** start Dataset extract **

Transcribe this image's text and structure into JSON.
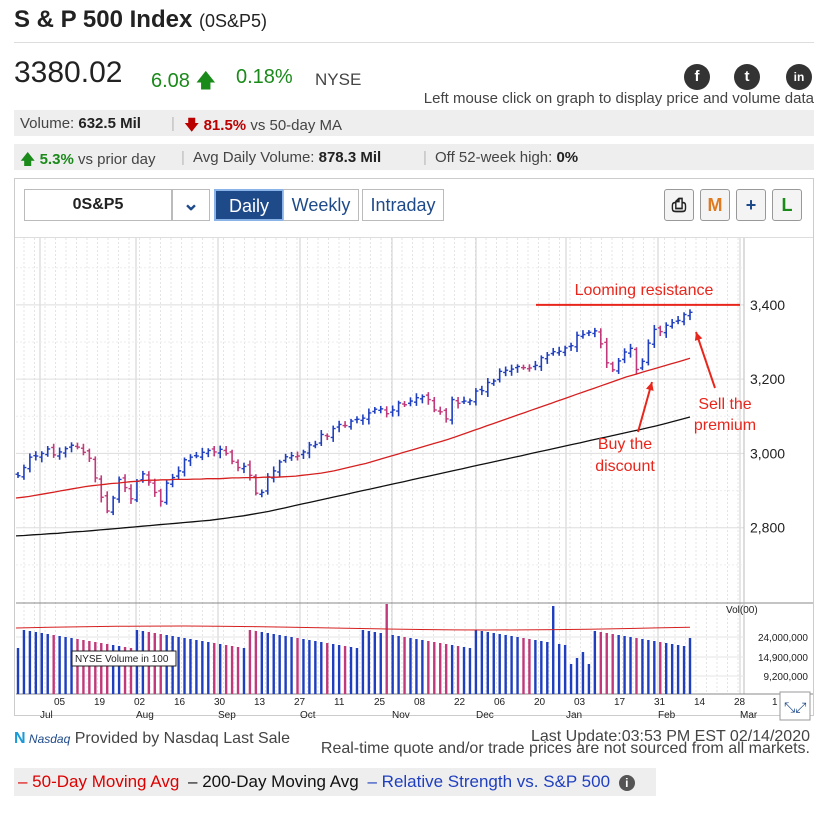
{
  "header": {
    "title": "S & P 500 Index",
    "symbol": "(0S&P5)",
    "price": "3380.02",
    "change": "6.08",
    "change_pct": "0.18%",
    "exchange": "NYSE",
    "hint": "Left mouse click on graph to display price and volume data"
  },
  "social": [
    {
      "icon": "facebook-icon",
      "glyph": "f"
    },
    {
      "icon": "twitter-icon",
      "glyph": "t"
    },
    {
      "icon": "linkedin-icon",
      "glyph": "in"
    }
  ],
  "stats": {
    "volume_label": "Volume:",
    "volume_value": "632.5 Mil",
    "vs_ma_value": "81.5%",
    "vs_ma_label": "vs 50-day MA",
    "prior_value": "5.3%",
    "prior_label": "vs prior day",
    "avg_vol_label": "Avg Daily Volume:",
    "avg_vol_value": "878.3 Mil",
    "off_high_label": "Off 52-week high:",
    "off_high_value": "0%"
  },
  "toolbar": {
    "symbol_value": "0S&P5",
    "tabs": [
      "Daily",
      "Weekly",
      "Intraday"
    ],
    "active_tab": "Daily",
    "tools": [
      {
        "icon": "print-icon",
        "glyph": "⎙"
      },
      {
        "icon": "markup-icon",
        "glyph": "M"
      },
      {
        "icon": "add-icon",
        "glyph": "+"
      },
      {
        "icon": "line-icon",
        "glyph": "L"
      }
    ]
  },
  "chart_data": {
    "type": "candlestick",
    "y_axis_ticks": [
      "3,400",
      "3,200",
      "3,000",
      "2,800"
    ],
    "ylim": [
      2600,
      3580
    ],
    "x_tick_labels": [
      "05",
      "19",
      "02",
      "16",
      "30",
      "13",
      "27",
      "11",
      "25",
      "08",
      "22",
      "06",
      "20",
      "03",
      "17",
      "31",
      "14",
      "28",
      "1"
    ],
    "month_labels": [
      "Jul",
      "Aug",
      "Sep",
      "Oct",
      "Nov",
      "Dec",
      "Jan",
      "Feb",
      "Mar"
    ],
    "price_series_close": [
      2940,
      2962,
      2990,
      2993,
      3000,
      3012,
      2996,
      3004,
      3013,
      3022,
      3017,
      3003,
      2987,
      2934,
      2882,
      2845,
      2880,
      2930,
      2908,
      2878,
      2925,
      2945,
      2923,
      2895,
      2871,
      2920,
      2935,
      2953,
      2983,
      2990,
      2993,
      3003,
      3008,
      3004,
      3011,
      3000,
      2979,
      2962,
      2965,
      2941,
      2893,
      2895,
      2937,
      2953,
      2977,
      2991,
      2994,
      2993,
      3004,
      3023,
      3024,
      3051,
      3046,
      3067,
      3078,
      3075,
      3087,
      3092,
      3095,
      3109,
      3119,
      3120,
      3107,
      3117,
      3136,
      3131,
      3141,
      3150,
      3153,
      3145,
      3117,
      3112,
      3093,
      3145,
      3135,
      3141,
      3142,
      3168,
      3169,
      3191,
      3195,
      3221,
      3224,
      3227,
      3234,
      3231,
      3230,
      3237,
      3258,
      3265,
      3274,
      3275,
      3284,
      3290,
      3318,
      3320,
      3326,
      3330,
      3295,
      3244,
      3225,
      3249,
      3273,
      3283,
      3226,
      3248,
      3297,
      3334,
      3328,
      3345,
      3352,
      3358,
      3374,
      3380
    ],
    "ma50_series": [
      2880,
      2882,
      2884,
      2887,
      2890,
      2893,
      2896,
      2899,
      2902,
      2905,
      2908,
      2911,
      2913,
      2915,
      2917,
      2919,
      2920,
      2922,
      2924,
      2925,
      2927,
      2928,
      2928,
      2929,
      2929,
      2930,
      2930,
      2930,
      2931,
      2931,
      2932,
      2932,
      2932,
      2933,
      2934,
      2934,
      2935,
      2935,
      2935,
      2936,
      2936,
      2936,
      2937,
      2938,
      2939,
      2941,
      2943,
      2945,
      2947,
      2950,
      2953,
      2957,
      2961,
      2965,
      2969,
      2973,
      2978,
      2983,
      2988,
      2993,
      2998,
      3003,
      3008,
      3013,
      3018,
      3023,
      3028,
      3033,
      3038,
      3044,
      3050,
      3056,
      3062,
      3068,
      3074,
      3080,
      3086,
      3092,
      3098,
      3104,
      3110,
      3116,
      3122,
      3128,
      3134,
      3140,
      3146,
      3152,
      3158,
      3164,
      3170,
      3176,
      3182,
      3188,
      3194,
      3200,
      3206,
      3211,
      3216,
      3221,
      3226,
      3231,
      3236,
      3241,
      3246,
      3251,
      3256
    ],
    "ma200_series": [
      2778,
      2779,
      2781,
      2782,
      2784,
      2785,
      2787,
      2789,
      2790,
      2792,
      2794,
      2796,
      2798,
      2800,
      2802,
      2804,
      2806,
      2808,
      2810,
      2812,
      2814,
      2816,
      2818,
      2820,
      2823,
      2826,
      2829,
      2832,
      2836,
      2840,
      2844,
      2849,
      2854,
      2859,
      2864,
      2869,
      2874,
      2879,
      2884,
      2889,
      2894,
      2899,
      2904,
      2909,
      2914,
      2919,
      2924,
      2929,
      2934,
      2939,
      2944,
      2949,
      2954,
      2959,
      2964,
      2969,
      2974,
      2979,
      2984,
      2989,
      2994,
      2999,
      3004,
      3009,
      3014,
      3019,
      3024,
      3029,
      3034,
      3039,
      3044,
      3049,
      3054,
      3059,
      3064,
      3069,
      3074,
      3080,
      3086,
      3092,
      3098
    ],
    "volume_axis_label": "Vol(00)",
    "volume_ticks": [
      "24,000,000",
      "14,900,000",
      "9,200,000"
    ],
    "volume_note": "NYSE Volume in 100",
    "annotations": [
      {
        "text": "Looming resistance",
        "color": "#e8261c"
      },
      {
        "text": "Sell the premium",
        "lines": [
          "Sell the",
          "premium"
        ],
        "color": "#e8261c"
      },
      {
        "text": "Buy the discount",
        "lines": [
          "Buy the",
          "discount"
        ],
        "color": "#e8261c"
      }
    ],
    "resistance_level": 3400
  },
  "footer": {
    "provider": "Provided by Nasdaq Last Sale",
    "nasdaq_logo": "Nasdaq",
    "last_update": "Last Update:03:53 PM EST 02/14/2020",
    "disclaimer": "Real-time quote and/or trade prices are not sourced from all markets."
  },
  "legend": {
    "ma50": "– 50-Day Moving Avg",
    "ma200": "– 200-Day Moving Avg",
    "rs": "– Relative Strength vs. S&P 500"
  },
  "colors": {
    "up_bar": "#1f3fbf",
    "down_bar": "#c0397a",
    "ma50": "#d62020",
    "ma200": "#111111",
    "annotation": "#e8261c"
  }
}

** end Dataset extract **

**Problem**. Work out how many lines above have the string "icon" in them, and give only the number.

**Full response**. 7